━━ RECORDS SUPPLIED ━━
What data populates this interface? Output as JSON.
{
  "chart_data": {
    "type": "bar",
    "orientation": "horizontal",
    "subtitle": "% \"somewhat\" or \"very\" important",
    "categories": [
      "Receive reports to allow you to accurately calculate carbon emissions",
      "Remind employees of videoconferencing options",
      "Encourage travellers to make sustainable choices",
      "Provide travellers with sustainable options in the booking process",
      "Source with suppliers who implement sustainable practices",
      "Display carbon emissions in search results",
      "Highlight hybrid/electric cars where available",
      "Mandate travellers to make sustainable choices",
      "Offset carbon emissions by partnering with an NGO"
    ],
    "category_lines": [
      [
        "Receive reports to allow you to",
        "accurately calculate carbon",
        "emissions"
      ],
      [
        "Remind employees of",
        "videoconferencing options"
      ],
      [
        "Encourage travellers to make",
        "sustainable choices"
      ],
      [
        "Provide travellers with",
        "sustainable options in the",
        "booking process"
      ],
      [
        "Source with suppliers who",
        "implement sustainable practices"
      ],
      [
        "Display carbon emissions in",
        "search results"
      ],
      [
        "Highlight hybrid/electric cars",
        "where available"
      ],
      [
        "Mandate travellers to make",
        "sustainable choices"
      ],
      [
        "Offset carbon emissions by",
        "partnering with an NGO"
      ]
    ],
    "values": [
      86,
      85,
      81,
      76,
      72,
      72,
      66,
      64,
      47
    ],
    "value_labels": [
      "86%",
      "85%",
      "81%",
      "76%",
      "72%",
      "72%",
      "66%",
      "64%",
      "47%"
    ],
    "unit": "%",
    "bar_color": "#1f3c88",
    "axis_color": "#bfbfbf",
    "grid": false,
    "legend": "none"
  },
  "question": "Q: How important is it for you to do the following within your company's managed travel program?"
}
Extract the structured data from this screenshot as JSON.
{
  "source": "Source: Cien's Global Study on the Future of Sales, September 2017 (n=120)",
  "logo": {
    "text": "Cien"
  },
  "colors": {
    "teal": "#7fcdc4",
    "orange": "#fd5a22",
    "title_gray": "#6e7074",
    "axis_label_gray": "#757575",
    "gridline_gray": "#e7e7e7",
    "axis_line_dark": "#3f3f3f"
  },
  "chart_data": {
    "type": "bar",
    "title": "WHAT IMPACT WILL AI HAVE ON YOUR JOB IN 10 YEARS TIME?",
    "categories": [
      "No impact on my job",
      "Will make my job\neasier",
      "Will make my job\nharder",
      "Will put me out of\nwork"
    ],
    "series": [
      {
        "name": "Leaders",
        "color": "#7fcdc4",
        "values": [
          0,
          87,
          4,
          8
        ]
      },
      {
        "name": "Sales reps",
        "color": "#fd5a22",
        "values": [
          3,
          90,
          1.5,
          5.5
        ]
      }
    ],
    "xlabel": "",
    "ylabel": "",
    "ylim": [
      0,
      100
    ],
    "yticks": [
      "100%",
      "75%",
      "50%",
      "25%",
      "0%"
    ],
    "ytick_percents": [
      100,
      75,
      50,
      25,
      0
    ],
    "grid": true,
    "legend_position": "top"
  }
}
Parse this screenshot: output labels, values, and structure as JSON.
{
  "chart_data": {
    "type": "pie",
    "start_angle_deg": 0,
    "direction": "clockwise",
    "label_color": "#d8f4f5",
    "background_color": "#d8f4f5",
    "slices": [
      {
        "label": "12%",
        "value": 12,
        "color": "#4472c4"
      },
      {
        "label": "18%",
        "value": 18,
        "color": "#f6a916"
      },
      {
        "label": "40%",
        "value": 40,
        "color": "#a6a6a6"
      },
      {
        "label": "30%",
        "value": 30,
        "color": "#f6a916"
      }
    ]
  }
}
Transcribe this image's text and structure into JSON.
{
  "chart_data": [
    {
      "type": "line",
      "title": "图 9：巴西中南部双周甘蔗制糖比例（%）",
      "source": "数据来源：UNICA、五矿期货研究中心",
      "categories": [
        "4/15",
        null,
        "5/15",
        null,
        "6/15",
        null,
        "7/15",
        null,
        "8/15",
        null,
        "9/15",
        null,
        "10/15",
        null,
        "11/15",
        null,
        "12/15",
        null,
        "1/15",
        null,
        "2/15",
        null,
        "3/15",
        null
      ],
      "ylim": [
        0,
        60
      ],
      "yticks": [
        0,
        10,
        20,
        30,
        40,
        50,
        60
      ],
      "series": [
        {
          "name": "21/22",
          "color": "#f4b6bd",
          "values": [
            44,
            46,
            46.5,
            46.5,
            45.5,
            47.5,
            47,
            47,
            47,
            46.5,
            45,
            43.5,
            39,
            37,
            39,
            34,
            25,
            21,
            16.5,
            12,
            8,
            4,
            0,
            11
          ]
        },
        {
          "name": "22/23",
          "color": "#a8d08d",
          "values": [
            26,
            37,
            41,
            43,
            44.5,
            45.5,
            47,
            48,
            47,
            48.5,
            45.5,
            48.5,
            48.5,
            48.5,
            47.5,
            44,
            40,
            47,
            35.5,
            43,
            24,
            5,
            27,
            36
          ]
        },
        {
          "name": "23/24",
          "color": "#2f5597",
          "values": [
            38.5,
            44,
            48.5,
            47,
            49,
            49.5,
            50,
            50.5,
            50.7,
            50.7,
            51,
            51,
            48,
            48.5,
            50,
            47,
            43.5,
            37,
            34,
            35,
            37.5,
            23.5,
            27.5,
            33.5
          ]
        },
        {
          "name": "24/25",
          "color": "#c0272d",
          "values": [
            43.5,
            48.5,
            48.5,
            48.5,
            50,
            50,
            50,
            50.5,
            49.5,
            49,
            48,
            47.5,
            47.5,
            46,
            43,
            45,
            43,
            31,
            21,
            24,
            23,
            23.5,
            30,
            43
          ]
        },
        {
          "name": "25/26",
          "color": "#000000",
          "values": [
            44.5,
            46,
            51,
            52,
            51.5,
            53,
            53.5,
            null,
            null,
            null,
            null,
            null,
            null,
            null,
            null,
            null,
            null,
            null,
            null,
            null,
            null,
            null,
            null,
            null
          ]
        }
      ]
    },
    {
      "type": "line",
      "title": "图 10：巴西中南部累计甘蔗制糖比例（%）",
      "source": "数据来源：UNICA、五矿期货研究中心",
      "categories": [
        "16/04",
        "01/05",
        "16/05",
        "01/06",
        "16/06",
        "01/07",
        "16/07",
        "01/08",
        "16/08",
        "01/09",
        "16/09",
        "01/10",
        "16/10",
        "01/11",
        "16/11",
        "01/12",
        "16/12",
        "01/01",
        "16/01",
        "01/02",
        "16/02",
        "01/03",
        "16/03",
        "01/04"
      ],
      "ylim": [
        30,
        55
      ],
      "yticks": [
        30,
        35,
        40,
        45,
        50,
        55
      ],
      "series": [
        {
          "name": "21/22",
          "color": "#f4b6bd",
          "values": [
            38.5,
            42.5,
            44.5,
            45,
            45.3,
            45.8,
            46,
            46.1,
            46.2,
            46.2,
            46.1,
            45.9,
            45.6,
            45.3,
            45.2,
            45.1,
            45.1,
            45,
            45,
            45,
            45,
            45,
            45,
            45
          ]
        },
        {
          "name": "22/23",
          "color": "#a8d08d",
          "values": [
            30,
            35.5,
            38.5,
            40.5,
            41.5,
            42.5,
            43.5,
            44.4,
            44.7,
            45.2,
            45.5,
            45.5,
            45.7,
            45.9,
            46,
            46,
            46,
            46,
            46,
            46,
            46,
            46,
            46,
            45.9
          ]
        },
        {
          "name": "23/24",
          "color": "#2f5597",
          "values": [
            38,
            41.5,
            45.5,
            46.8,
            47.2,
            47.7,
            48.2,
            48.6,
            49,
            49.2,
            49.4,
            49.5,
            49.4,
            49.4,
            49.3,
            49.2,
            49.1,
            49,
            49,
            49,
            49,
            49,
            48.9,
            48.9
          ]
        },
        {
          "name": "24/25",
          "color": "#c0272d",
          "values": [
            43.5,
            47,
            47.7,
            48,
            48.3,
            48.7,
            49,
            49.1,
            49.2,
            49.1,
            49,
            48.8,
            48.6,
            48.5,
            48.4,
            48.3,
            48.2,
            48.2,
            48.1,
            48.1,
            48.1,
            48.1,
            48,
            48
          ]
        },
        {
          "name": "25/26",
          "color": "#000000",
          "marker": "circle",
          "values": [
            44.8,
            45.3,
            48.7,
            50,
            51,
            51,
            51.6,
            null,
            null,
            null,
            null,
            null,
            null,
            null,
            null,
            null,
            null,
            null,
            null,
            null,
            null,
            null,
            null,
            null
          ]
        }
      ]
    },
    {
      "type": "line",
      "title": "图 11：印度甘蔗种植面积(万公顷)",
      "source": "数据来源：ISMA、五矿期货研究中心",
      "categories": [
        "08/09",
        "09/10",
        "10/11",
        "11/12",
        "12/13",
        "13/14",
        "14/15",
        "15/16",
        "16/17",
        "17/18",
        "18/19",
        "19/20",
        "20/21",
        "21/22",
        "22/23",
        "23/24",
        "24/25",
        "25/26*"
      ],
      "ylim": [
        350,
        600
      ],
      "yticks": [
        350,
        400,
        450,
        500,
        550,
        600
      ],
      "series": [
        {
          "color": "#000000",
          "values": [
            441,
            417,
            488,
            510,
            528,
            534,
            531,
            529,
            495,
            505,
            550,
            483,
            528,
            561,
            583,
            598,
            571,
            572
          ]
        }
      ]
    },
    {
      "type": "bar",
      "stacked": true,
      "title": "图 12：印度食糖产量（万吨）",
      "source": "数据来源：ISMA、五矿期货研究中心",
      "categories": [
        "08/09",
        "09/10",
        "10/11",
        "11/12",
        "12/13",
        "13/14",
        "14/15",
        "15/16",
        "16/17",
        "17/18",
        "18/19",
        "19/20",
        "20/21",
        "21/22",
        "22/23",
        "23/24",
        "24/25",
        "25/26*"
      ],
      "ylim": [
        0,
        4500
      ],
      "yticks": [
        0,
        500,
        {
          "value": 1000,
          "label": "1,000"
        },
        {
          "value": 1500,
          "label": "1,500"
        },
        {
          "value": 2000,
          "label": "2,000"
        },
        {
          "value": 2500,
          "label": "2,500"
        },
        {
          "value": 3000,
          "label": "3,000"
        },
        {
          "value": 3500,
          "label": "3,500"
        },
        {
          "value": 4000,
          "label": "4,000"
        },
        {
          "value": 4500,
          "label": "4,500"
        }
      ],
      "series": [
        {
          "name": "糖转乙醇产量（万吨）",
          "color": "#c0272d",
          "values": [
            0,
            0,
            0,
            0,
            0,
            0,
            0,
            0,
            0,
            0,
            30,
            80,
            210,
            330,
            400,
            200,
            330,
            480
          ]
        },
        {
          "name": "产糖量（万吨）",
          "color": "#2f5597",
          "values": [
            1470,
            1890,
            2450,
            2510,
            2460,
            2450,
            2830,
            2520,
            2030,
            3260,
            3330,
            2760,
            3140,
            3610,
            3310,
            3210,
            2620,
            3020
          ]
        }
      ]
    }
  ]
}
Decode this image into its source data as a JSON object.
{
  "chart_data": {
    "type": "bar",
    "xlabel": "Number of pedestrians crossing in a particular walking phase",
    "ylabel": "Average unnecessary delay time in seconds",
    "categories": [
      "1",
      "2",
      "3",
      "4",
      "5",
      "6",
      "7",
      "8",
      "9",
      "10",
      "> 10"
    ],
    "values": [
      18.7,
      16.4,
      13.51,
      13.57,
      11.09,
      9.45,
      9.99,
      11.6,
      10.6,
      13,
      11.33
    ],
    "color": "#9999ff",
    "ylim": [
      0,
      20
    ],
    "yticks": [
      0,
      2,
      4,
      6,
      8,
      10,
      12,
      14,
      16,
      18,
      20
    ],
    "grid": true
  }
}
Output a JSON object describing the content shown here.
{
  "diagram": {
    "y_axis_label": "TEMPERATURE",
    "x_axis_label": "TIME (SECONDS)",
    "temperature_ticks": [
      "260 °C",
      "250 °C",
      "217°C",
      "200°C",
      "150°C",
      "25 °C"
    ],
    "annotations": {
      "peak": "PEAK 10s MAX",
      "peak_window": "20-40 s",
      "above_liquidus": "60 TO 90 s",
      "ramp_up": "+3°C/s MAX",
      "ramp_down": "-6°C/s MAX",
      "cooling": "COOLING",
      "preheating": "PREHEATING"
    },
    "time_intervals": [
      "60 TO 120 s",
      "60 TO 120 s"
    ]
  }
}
━━━
--- SET TASK ---
The line containing "Output a JSON" and every line after it, through the end of the records, should be repeated exactly and alone.

--- RESULT ---
Output a JSON object describing the content shown here.
{
  "diagram": {
    "y_axis_label": "TEMPERATURE",
    "x_axis_label": "TIME (SECONDS)",
    "temperature_ticks": [
      "260 °C",
      "250 °C",
      "217°C",
      "200°C",
      "150°C",
      "25 °C"
    ],
    "annotations": {
      "peak": "PEAK 10s MAX",
      "peak_window": "20-40 s",
      "above_liquidus": "60 TO 90 s",
      "ramp_up": "+3°C/s MAX",
      "ramp_down": "-6°C/s MAX",
      "cooling": "COOLING",
      "preheating": "PREHEATING"
    },
    "time_intervals": [
      "60 TO 120 s",
      "60 TO 120 s"
    ]
  }
}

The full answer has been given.